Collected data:

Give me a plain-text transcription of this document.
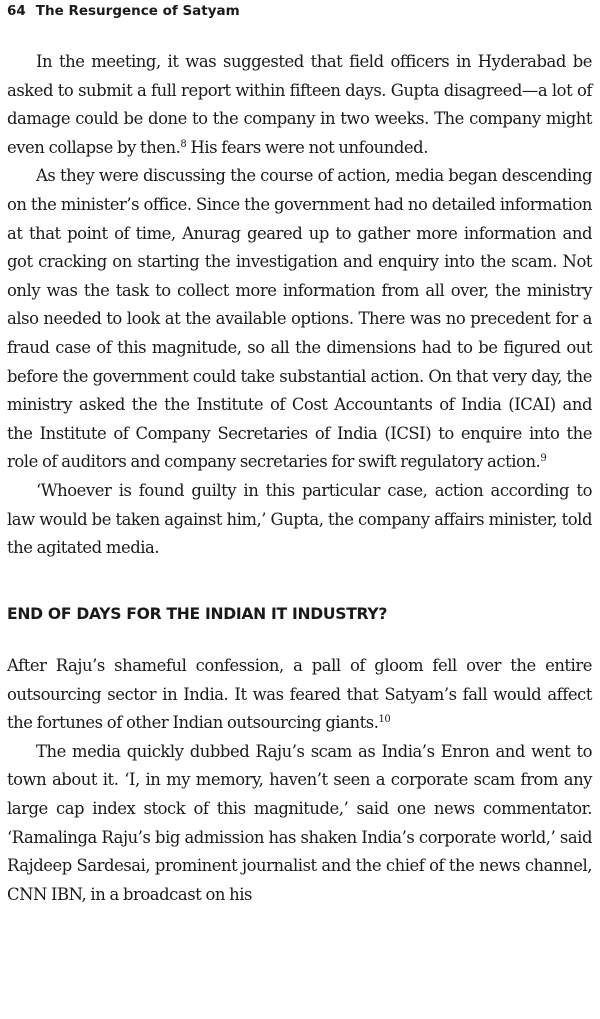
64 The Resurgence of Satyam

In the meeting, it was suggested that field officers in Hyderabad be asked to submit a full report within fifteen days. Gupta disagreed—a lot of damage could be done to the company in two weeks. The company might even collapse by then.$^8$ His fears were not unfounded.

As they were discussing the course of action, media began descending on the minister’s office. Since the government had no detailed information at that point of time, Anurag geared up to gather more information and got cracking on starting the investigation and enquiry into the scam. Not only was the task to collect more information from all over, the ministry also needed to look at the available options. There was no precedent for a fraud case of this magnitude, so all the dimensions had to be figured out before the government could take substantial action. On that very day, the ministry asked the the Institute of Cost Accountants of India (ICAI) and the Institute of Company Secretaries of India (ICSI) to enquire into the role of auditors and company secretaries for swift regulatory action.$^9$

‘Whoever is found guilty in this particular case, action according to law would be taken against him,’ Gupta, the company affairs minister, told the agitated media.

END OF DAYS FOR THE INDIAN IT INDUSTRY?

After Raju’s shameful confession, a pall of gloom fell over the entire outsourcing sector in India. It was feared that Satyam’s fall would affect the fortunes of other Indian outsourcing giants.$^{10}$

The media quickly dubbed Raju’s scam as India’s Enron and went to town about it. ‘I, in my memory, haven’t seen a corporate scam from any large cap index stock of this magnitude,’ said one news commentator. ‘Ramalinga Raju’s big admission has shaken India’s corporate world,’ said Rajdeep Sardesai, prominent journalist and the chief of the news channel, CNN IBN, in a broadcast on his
--
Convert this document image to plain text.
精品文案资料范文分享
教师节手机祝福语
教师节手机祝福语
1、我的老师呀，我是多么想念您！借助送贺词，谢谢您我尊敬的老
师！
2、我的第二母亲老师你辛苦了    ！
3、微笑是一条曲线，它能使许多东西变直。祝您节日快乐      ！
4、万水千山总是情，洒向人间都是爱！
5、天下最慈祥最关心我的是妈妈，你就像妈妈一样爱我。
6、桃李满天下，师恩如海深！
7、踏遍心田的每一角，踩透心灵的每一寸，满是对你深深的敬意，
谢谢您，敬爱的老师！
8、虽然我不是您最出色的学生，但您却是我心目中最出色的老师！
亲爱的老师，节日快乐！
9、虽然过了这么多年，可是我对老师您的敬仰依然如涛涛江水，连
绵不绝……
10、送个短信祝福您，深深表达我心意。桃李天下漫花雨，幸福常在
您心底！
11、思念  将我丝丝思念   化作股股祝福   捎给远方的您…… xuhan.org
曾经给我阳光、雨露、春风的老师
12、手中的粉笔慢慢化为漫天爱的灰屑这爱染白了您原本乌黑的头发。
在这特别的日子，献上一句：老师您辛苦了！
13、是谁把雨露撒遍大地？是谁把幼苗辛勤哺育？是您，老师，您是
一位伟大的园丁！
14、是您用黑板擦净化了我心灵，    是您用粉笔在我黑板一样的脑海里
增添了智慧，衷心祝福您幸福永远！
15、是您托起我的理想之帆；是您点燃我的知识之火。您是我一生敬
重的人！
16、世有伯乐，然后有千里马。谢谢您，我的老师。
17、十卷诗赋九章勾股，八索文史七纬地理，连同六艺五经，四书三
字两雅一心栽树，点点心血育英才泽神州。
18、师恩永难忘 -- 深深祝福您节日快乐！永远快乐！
--
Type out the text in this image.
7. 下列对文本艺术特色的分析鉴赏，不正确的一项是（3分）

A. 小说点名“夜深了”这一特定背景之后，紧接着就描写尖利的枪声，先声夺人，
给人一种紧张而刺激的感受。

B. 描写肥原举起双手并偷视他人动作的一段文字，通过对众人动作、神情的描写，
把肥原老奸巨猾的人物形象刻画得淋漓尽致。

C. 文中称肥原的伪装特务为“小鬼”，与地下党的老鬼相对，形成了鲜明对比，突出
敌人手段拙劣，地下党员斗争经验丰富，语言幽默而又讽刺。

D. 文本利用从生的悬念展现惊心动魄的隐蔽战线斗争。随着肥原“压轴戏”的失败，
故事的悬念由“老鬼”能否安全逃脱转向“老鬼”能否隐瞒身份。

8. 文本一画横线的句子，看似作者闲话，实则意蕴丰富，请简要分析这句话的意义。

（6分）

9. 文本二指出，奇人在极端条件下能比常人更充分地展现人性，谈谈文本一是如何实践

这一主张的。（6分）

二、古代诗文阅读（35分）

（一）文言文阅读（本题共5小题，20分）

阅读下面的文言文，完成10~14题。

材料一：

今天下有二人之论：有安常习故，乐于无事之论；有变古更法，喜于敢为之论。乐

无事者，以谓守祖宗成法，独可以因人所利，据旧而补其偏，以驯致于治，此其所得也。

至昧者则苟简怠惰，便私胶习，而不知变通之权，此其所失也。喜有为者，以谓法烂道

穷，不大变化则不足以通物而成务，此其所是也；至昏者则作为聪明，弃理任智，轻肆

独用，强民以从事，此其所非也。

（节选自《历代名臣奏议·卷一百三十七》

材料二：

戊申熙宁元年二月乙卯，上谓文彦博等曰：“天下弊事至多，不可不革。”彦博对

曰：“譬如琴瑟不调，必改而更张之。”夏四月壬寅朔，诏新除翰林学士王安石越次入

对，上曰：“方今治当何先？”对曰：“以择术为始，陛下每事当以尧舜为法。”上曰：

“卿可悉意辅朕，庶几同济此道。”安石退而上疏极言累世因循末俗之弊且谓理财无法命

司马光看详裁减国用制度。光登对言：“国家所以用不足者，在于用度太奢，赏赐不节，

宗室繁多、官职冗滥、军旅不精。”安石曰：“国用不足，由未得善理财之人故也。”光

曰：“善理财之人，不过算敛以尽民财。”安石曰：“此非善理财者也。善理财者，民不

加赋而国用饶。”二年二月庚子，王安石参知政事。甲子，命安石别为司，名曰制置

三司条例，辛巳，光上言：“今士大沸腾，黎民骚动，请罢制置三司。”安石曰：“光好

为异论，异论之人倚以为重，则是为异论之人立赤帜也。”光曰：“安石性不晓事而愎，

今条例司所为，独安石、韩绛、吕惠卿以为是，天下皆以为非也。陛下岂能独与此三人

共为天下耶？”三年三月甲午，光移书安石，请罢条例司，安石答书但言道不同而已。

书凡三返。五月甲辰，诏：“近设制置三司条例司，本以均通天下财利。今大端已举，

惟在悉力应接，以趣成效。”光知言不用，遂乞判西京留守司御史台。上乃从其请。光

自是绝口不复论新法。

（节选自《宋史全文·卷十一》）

> **Instructions for the task**
Find every line in the records above that holds the word "plain", and copy each one.

> **Exercise result**
Give me a plain-text transcription of this document.
Convert this document image to plain text.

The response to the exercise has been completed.